Your goal: Copy every line of the data that includes the string "Mono".

— begin Data extract —

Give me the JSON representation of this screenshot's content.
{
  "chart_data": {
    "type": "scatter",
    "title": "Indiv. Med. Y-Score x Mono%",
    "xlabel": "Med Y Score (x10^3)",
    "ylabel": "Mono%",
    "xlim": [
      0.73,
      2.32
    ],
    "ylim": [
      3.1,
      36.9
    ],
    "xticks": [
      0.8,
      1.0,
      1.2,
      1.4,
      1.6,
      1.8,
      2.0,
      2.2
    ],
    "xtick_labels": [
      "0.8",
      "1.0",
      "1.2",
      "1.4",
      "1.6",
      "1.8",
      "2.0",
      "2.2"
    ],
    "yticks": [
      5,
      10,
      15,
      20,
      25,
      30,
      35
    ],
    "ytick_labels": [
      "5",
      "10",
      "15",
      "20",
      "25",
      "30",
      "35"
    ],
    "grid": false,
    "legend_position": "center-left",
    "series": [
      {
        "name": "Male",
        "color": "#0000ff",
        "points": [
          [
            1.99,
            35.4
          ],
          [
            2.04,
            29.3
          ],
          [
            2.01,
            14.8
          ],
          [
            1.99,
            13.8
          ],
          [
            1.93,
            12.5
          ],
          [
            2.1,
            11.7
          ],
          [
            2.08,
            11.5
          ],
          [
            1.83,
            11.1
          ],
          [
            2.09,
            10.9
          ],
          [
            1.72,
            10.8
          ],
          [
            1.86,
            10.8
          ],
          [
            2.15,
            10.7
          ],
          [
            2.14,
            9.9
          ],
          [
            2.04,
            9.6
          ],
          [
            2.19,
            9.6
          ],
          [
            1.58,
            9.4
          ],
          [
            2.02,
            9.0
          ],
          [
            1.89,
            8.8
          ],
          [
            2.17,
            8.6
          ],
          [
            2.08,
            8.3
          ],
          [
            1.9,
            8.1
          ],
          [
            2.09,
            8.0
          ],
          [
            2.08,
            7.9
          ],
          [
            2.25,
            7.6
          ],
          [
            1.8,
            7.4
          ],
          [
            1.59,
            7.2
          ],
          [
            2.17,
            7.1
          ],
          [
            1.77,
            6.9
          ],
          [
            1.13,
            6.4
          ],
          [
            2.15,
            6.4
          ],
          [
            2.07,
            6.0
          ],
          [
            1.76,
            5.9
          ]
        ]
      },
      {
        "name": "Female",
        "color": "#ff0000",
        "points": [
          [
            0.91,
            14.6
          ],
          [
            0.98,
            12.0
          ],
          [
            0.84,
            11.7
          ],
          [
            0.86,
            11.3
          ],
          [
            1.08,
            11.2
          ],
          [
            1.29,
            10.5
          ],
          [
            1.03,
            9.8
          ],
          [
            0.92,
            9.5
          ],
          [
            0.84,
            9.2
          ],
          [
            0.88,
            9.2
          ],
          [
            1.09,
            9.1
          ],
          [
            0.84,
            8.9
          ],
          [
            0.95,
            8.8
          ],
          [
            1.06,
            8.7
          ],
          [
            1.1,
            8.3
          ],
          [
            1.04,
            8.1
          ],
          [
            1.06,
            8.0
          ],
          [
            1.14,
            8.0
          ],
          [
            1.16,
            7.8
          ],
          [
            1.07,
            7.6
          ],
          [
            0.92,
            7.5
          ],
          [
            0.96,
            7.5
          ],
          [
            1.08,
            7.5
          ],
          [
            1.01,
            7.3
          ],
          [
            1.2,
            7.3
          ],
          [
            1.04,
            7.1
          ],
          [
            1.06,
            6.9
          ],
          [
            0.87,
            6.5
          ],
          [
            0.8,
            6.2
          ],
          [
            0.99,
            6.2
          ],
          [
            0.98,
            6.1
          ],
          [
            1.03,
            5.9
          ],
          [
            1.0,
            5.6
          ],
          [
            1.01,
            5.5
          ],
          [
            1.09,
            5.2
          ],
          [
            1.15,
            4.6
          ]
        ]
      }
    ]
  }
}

— end Data extract —

Output:
    "title": "Indiv. Med. Y-Score x Mono%",
    "ylabel": "Mono%",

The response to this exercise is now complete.